→ TASK STATEMENT
Reproduce every record below exactly as written, leaving out any pictures.

→ ENTRIES SUPPLIED
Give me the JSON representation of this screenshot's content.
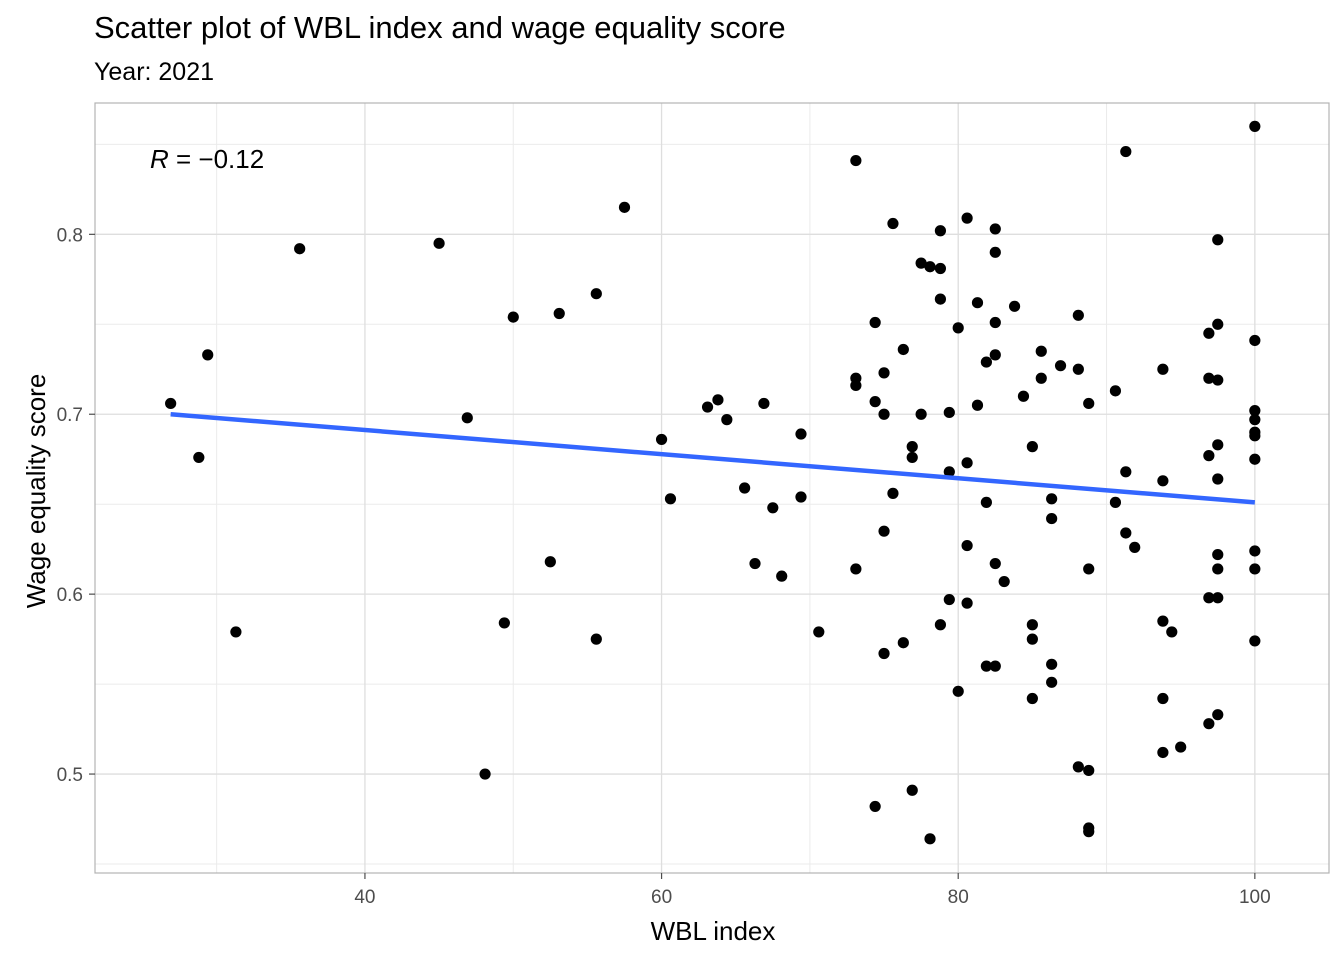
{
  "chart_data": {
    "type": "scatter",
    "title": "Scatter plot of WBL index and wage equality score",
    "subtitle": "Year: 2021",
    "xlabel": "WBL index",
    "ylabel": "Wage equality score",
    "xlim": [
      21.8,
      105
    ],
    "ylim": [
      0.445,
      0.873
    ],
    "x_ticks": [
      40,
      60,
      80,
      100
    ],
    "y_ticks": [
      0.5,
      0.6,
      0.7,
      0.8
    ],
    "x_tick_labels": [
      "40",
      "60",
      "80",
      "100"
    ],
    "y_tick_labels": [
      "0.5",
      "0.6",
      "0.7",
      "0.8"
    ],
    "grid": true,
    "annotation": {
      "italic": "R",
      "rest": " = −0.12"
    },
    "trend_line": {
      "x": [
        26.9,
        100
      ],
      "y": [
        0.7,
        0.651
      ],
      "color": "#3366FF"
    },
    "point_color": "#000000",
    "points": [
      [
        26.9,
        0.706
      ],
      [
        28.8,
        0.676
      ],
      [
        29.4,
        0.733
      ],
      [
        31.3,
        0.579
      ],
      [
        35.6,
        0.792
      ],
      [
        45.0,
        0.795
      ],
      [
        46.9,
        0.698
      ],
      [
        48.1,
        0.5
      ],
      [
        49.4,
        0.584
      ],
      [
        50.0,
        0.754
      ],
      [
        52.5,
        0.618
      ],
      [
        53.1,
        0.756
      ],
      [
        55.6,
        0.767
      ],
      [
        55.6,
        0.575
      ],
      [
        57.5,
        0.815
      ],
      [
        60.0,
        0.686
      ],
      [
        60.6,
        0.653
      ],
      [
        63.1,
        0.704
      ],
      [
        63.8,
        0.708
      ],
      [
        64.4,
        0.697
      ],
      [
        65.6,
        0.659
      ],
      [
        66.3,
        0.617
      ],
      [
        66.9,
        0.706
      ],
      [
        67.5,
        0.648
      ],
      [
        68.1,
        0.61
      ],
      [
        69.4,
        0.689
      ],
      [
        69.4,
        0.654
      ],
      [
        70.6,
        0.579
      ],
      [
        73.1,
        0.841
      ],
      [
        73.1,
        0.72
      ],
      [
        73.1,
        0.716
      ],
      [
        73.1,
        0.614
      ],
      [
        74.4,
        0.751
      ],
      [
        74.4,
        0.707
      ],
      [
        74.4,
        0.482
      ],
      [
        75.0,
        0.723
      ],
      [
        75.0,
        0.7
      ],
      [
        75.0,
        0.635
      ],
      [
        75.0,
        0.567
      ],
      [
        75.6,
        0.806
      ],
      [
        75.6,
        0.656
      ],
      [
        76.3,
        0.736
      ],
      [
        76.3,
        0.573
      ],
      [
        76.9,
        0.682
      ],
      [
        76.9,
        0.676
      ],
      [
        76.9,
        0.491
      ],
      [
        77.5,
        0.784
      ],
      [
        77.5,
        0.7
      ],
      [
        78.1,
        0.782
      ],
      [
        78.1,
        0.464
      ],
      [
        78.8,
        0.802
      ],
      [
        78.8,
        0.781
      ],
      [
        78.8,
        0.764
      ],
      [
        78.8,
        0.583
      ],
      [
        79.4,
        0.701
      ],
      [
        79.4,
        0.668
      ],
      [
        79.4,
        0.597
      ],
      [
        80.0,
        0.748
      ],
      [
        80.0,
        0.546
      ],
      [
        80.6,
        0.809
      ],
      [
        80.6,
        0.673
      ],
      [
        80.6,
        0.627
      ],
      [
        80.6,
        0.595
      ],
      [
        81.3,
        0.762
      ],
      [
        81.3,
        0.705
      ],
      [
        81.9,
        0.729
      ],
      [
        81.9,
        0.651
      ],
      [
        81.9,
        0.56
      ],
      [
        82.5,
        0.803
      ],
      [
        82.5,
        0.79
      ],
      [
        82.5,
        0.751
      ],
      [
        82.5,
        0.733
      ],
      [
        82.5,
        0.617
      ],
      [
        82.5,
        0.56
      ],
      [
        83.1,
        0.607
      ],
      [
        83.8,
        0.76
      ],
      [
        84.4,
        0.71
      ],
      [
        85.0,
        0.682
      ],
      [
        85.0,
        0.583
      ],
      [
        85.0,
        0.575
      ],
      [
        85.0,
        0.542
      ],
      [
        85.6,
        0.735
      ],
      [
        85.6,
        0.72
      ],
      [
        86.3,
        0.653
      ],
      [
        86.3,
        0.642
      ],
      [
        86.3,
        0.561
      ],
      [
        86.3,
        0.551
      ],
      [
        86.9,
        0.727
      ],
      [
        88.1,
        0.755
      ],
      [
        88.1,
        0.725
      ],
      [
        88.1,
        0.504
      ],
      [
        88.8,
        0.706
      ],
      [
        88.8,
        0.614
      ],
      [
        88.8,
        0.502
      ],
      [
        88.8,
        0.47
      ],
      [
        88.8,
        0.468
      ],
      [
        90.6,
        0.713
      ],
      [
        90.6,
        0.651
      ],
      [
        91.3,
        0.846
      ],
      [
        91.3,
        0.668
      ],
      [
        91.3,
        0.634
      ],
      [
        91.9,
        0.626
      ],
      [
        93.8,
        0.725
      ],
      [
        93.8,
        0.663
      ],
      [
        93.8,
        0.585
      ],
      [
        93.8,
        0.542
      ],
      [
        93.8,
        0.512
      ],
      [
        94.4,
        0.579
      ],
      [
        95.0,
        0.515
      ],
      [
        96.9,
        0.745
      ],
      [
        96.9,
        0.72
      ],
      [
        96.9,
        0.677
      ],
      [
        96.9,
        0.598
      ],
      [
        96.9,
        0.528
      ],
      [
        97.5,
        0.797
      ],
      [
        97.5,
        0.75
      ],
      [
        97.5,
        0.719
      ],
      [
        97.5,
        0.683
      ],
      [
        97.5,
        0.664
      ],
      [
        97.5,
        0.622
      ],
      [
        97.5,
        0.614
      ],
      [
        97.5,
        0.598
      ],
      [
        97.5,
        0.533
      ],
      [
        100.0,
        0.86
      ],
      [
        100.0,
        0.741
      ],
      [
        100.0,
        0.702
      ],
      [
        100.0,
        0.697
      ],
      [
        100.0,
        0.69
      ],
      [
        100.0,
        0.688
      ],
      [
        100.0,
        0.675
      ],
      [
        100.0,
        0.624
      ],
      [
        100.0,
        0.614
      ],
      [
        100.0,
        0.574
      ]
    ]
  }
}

→ ANSWER TO THIS TASK
Give me the JSON representation of this screenshot's content.
{
  "chart_data": {
    "type": "scatter",
    "title": "Scatter plot of WBL index and wage equality score",
    "subtitle": "Year: 2021",
    "xlabel": "WBL index",
    "ylabel": "Wage equality score",
    "xlim": [
      21.8,
      105
    ],
    "ylim": [
      0.445,
      0.873
    ],
    "x_ticks": [
      40,
      60,
      80,
      100
    ],
    "y_ticks": [
      0.5,
      0.6,
      0.7,
      0.8
    ],
    "x_tick_labels": [
      "40",
      "60",
      "80",
      "100"
    ],
    "y_tick_labels": [
      "0.5",
      "0.6",
      "0.7",
      "0.8"
    ],
    "grid": true,
    "annotation": {
      "italic": "R",
      "rest": " = −0.12"
    },
    "trend_line": {
      "x": [
        26.9,
        100
      ],
      "y": [
        0.7,
        0.651
      ],
      "color": "#3366FF"
    },
    "point_color": "#000000",
    "points": [
      [
        26.9,
        0.706
      ],
      [
        28.8,
        0.676
      ],
      [
        29.4,
        0.733
      ],
      [
        31.3,
        0.579
      ],
      [
        35.6,
        0.792
      ],
      [
        45.0,
        0.795
      ],
      [
        46.9,
        0.698
      ],
      [
        48.1,
        0.5
      ],
      [
        49.4,
        0.584
      ],
      [
        50.0,
        0.754
      ],
      [
        52.5,
        0.618
      ],
      [
        53.1,
        0.756
      ],
      [
        55.6,
        0.767
      ],
      [
        55.6,
        0.575
      ],
      [
        57.5,
        0.815
      ],
      [
        60.0,
        0.686
      ],
      [
        60.6,
        0.653
      ],
      [
        63.1,
        0.704
      ],
      [
        63.8,
        0.708
      ],
      [
        64.4,
        0.697
      ],
      [
        65.6,
        0.659
      ],
      [
        66.3,
        0.617
      ],
      [
        66.9,
        0.706
      ],
      [
        67.5,
        0.648
      ],
      [
        68.1,
        0.61
      ],
      [
        69.4,
        0.689
      ],
      [
        69.4,
        0.654
      ],
      [
        70.6,
        0.579
      ],
      [
        73.1,
        0.841
      ],
      [
        73.1,
        0.72
      ],
      [
        73.1,
        0.716
      ],
      [
        73.1,
        0.614
      ],
      [
        74.4,
        0.751
      ],
      [
        74.4,
        0.707
      ],
      [
        74.4,
        0.482
      ],
      [
        75.0,
        0.723
      ],
      [
        75.0,
        0.7
      ],
      [
        75.0,
        0.635
      ],
      [
        75.0,
        0.567
      ],
      [
        75.6,
        0.806
      ],
      [
        75.6,
        0.656
      ],
      [
        76.3,
        0.736
      ],
      [
        76.3,
        0.573
      ],
      [
        76.9,
        0.682
      ],
      [
        76.9,
        0.676
      ],
      [
        76.9,
        0.491
      ],
      [
        77.5,
        0.784
      ],
      [
        77.5,
        0.7
      ],
      [
        78.1,
        0.782
      ],
      [
        78.1,
        0.464
      ],
      [
        78.8,
        0.802
      ],
      [
        78.8,
        0.781
      ],
      [
        78.8,
        0.764
      ],
      [
        78.8,
        0.583
      ],
      [
        79.4,
        0.701
      ],
      [
        79.4,
        0.668
      ],
      [
        79.4,
        0.597
      ],
      [
        80.0,
        0.748
      ],
      [
        80.0,
        0.546
      ],
      [
        80.6,
        0.809
      ],
      [
        80.6,
        0.673
      ],
      [
        80.6,
        0.627
      ],
      [
        80.6,
        0.595
      ],
      [
        81.3,
        0.762
      ],
      [
        81.3,
        0.705
      ],
      [
        81.9,
        0.729
      ],
      [
        81.9,
        0.651
      ],
      [
        81.9,
        0.56
      ],
      [
        82.5,
        0.803
      ],
      [
        82.5,
        0.79
      ],
      [
        82.5,
        0.751
      ],
      [
        82.5,
        0.733
      ],
      [
        82.5,
        0.617
      ],
      [
        82.5,
        0.56
      ],
      [
        83.1,
        0.607
      ],
      [
        83.8,
        0.76
      ],
      [
        84.4,
        0.71
      ],
      [
        85.0,
        0.682
      ],
      [
        85.0,
        0.583
      ],
      [
        85.0,
        0.575
      ],
      [
        85.0,
        0.542
      ],
      [
        85.6,
        0.735
      ],
      [
        85.6,
        0.72
      ],
      [
        86.3,
        0.653
      ],
      [
        86.3,
        0.642
      ],
      [
        86.3,
        0.561
      ],
      [
        86.3,
        0.551
      ],
      [
        86.9,
        0.727
      ],
      [
        88.1,
        0.755
      ],
      [
        88.1,
        0.725
      ],
      [
        88.1,
        0.504
      ],
      [
        88.8,
        0.706
      ],
      [
        88.8,
        0.614
      ],
      [
        88.8,
        0.502
      ],
      [
        88.8,
        0.47
      ],
      [
        88.8,
        0.468
      ],
      [
        90.6,
        0.713
      ],
      [
        90.6,
        0.651
      ],
      [
        91.3,
        0.846
      ],
      [
        91.3,
        0.668
      ],
      [
        91.3,
        0.634
      ],
      [
        91.9,
        0.626
      ],
      [
        93.8,
        0.725
      ],
      [
        93.8,
        0.663
      ],
      [
        93.8,
        0.585
      ],
      [
        93.8,
        0.542
      ],
      [
        93.8,
        0.512
      ],
      [
        94.4,
        0.579
      ],
      [
        95.0,
        0.515
      ],
      [
        96.9,
        0.745
      ],
      [
        96.9,
        0.72
      ],
      [
        96.9,
        0.677
      ],
      [
        96.9,
        0.598
      ],
      [
        96.9,
        0.528
      ],
      [
        97.5,
        0.797
      ],
      [
        97.5,
        0.75
      ],
      [
        97.5,
        0.719
      ],
      [
        97.5,
        0.683
      ],
      [
        97.5,
        0.664
      ],
      [
        97.5,
        0.622
      ],
      [
        97.5,
        0.614
      ],
      [
        97.5,
        0.598
      ],
      [
        97.5,
        0.533
      ],
      [
        100.0,
        0.86
      ],
      [
        100.0,
        0.741
      ],
      [
        100.0,
        0.702
      ],
      [
        100.0,
        0.697
      ],
      [
        100.0,
        0.69
      ],
      [
        100.0,
        0.688
      ],
      [
        100.0,
        0.675
      ],
      [
        100.0,
        0.624
      ],
      [
        100.0,
        0.614
      ],
      [
        100.0,
        0.574
      ]
    ]
  }
}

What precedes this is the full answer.